Items from a data source:
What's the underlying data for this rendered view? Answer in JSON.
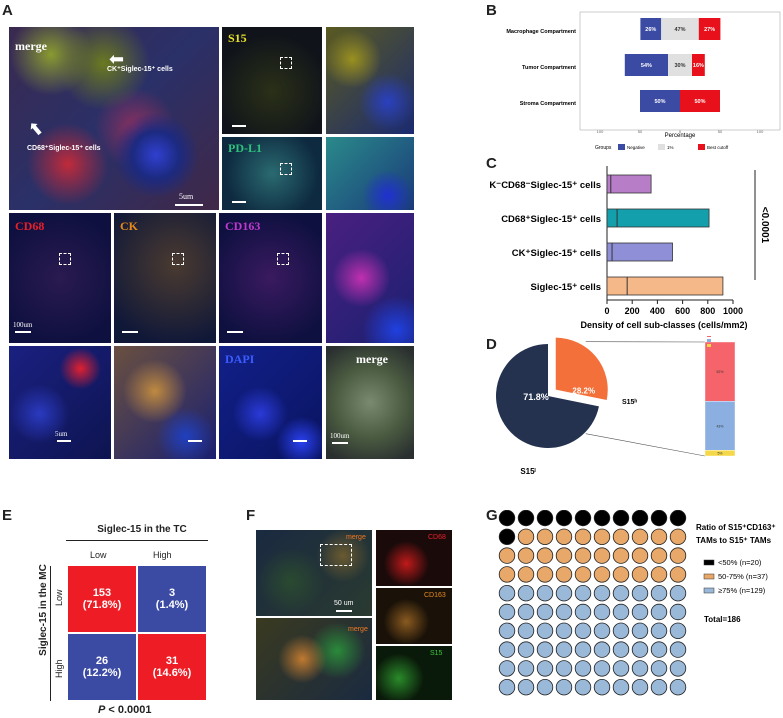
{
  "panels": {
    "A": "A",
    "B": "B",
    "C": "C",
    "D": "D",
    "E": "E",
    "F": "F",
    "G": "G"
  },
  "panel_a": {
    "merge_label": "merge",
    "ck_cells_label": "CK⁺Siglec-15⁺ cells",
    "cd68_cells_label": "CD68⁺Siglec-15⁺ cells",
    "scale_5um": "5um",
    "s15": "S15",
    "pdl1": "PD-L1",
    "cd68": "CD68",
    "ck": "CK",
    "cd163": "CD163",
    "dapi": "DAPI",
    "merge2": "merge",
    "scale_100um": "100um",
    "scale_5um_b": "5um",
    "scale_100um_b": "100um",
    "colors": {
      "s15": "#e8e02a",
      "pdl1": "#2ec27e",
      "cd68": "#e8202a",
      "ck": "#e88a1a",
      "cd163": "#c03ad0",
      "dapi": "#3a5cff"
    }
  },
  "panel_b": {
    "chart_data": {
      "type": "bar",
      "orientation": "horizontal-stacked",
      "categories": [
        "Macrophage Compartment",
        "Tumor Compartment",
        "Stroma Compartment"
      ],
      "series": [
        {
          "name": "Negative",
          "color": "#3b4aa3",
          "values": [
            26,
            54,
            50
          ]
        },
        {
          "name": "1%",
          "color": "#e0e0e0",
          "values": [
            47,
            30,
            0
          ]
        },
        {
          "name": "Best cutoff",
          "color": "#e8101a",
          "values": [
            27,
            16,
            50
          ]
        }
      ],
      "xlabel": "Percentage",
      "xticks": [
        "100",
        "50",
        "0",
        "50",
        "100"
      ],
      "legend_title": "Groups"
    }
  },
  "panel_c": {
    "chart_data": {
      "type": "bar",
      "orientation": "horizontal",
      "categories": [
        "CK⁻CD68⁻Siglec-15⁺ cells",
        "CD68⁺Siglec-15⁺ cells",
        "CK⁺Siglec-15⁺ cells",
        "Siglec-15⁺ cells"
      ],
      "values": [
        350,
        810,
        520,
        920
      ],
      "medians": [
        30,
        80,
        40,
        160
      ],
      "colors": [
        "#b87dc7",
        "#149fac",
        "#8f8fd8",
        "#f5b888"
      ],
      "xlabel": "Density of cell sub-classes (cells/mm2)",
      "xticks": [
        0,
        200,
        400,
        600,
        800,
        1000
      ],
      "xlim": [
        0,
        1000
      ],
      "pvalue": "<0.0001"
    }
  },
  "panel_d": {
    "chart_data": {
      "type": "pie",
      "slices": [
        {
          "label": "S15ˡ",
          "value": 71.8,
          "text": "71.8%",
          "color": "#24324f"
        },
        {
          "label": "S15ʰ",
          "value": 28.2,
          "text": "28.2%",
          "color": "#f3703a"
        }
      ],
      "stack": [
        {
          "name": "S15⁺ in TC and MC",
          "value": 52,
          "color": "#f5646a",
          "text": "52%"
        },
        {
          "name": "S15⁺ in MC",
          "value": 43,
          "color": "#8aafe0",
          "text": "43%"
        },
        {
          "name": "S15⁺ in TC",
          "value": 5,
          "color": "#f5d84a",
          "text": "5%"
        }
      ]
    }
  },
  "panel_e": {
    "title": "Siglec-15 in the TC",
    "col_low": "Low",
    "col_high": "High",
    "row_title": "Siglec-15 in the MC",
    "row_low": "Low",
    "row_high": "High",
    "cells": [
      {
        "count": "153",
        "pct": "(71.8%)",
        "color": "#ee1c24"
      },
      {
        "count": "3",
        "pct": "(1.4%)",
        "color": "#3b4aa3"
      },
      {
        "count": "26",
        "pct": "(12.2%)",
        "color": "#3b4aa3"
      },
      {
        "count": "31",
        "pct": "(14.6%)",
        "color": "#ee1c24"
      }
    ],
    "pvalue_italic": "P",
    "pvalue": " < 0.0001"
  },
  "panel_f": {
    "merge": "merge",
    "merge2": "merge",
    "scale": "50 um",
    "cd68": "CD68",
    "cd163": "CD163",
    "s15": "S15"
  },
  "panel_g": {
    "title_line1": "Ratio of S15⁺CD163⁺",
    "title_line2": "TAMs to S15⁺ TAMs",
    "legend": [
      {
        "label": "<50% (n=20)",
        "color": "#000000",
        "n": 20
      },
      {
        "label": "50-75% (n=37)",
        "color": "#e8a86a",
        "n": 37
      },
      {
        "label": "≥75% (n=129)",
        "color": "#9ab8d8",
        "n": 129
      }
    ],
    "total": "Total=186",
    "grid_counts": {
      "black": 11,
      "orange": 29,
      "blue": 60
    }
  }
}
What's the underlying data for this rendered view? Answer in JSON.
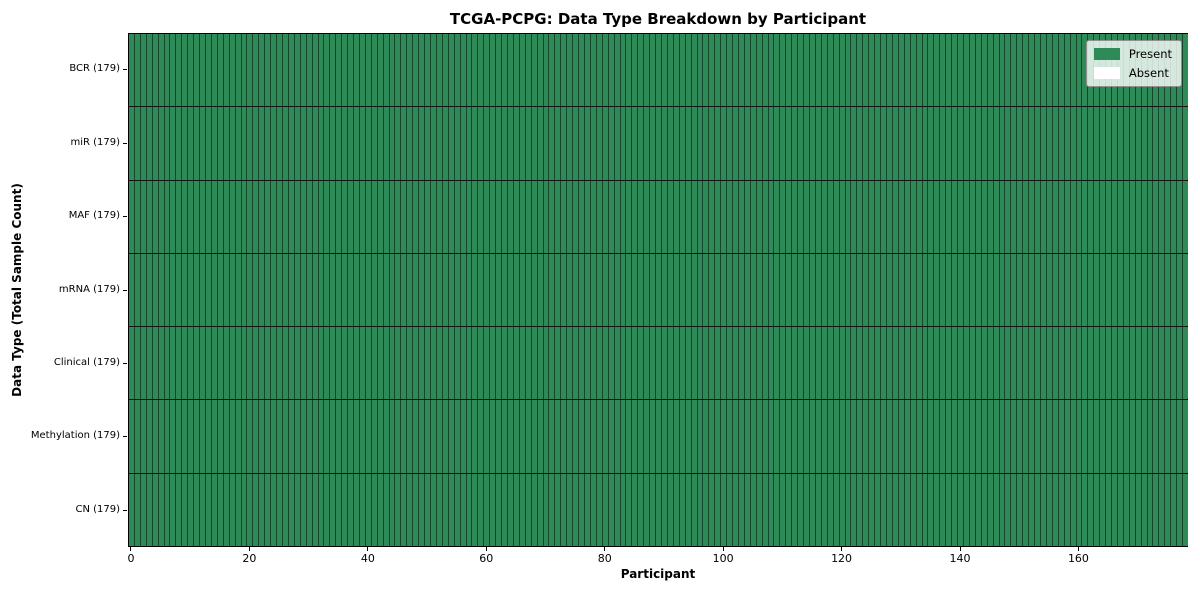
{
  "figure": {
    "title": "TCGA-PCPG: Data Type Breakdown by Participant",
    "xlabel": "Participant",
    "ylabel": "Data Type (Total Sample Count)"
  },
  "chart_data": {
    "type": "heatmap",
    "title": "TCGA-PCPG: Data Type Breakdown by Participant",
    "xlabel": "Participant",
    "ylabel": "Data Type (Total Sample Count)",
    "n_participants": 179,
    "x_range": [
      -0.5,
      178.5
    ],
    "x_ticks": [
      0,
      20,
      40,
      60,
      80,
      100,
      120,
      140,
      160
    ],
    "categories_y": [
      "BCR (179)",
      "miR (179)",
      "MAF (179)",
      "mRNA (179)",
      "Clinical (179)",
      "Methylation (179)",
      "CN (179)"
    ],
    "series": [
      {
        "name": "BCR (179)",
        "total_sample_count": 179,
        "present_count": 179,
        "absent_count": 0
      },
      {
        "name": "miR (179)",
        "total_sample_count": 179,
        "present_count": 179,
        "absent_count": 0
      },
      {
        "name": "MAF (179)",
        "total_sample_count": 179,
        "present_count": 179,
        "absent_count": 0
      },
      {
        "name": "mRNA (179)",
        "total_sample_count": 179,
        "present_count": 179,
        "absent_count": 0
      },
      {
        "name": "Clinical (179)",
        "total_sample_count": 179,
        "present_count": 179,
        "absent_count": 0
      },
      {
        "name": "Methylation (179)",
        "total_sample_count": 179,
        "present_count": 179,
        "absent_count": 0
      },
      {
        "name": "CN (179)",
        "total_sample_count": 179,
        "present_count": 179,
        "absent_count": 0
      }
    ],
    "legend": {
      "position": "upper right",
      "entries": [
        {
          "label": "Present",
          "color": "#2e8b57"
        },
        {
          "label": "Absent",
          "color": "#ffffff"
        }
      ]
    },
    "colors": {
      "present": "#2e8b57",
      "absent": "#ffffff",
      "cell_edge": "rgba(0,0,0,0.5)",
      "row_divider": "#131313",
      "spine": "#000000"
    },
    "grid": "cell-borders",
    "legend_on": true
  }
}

WHAT IS REQUIRED:
Which lines above contain the word "xlabel"? Copy each one.

SOLUTION FOR THIS EXERCISE:
      "xlabel": "Percentage",
      "xlabel": "Density of cell sub-classes (cells/mm2)",
    "xlabel": "Participant",
    "xlabel": "Participant",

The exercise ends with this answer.